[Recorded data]
--
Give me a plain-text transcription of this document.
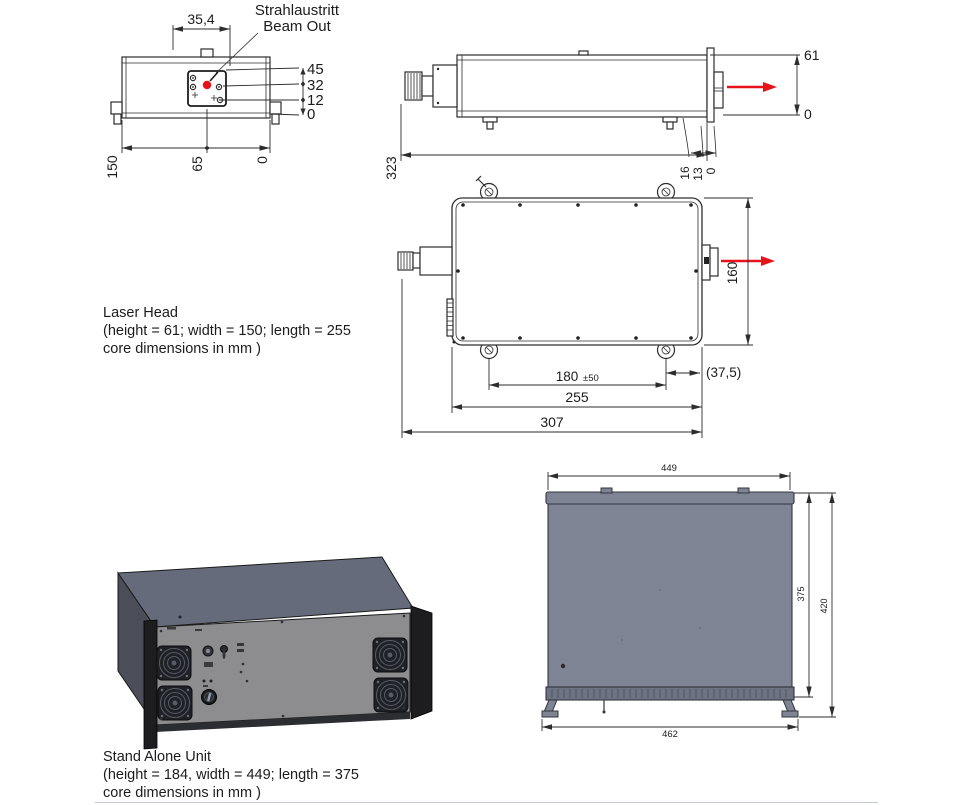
Strahlaustritt
Beam Out
35,4
45
32
12
0
150	65	0
61
0
323	16 13 0
160
(37,5)
180 ±50
255
307
Laser Head
(height = 61; width = 150; length = 255
core dimensions in mm )
449
375
420
462
Stand Alone Unit
(height = 184, width = 449; length = 375
core dimensions in mm )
--
■ Directions for this task ■
Give back all entries exactly. No pictures belong in the copy.

■ Final result ■
Give me a plain-text transcription of this document.
Strahlaustritt
Beam Out
35,4
45
32
12
0
150	65	0
61
0
323	16 13 0
160
(37,5)
180 ±50
255
307
Laser Head
(height = 61; width = 150; length = 255
core dimensions in mm )
449
375
420
462
Stand Alone Unit
(height = 184, width = 449; length = 375
core dimensions in mm )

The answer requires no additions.